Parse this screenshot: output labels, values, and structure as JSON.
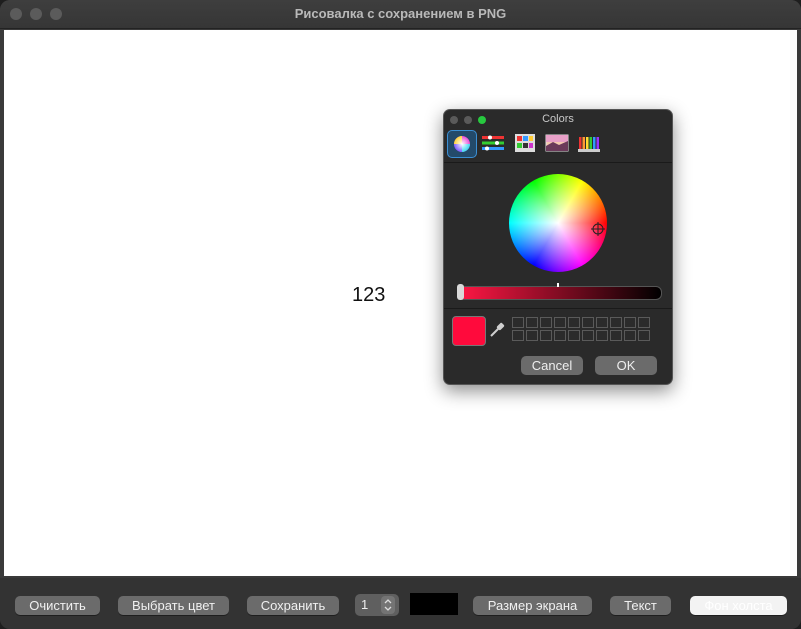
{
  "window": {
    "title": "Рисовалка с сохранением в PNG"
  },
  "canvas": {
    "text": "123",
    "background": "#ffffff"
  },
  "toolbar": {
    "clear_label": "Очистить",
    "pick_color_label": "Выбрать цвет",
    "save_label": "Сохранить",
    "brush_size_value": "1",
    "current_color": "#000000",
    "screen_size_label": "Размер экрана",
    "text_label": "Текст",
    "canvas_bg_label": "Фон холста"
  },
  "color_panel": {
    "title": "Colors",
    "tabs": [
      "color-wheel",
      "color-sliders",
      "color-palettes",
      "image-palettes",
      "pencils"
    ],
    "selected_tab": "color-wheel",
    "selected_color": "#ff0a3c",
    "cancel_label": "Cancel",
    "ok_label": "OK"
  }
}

▶ [What is needed]: Give an exact reproduction of every line, leaving out any picture.

▶ [Result for this task]:
Parse this screenshot: output labels, values, and structure as JSON.
{
  "window": {
    "title": "Рисовалка с сохранением в PNG"
  },
  "canvas": {
    "text": "123",
    "background": "#ffffff"
  },
  "toolbar": {
    "clear_label": "Очистить",
    "pick_color_label": "Выбрать цвет",
    "save_label": "Сохранить",
    "brush_size_value": "1",
    "current_color": "#000000",
    "screen_size_label": "Размер экрана",
    "text_label": "Текст",
    "canvas_bg_label": "Фон холста"
  },
  "color_panel": {
    "title": "Colors",
    "tabs": [
      "color-wheel",
      "color-sliders",
      "color-palettes",
      "image-palettes",
      "pencils"
    ],
    "selected_tab": "color-wheel",
    "selected_color": "#ff0a3c",
    "cancel_label": "Cancel",
    "ok_label": "OK"
  }
}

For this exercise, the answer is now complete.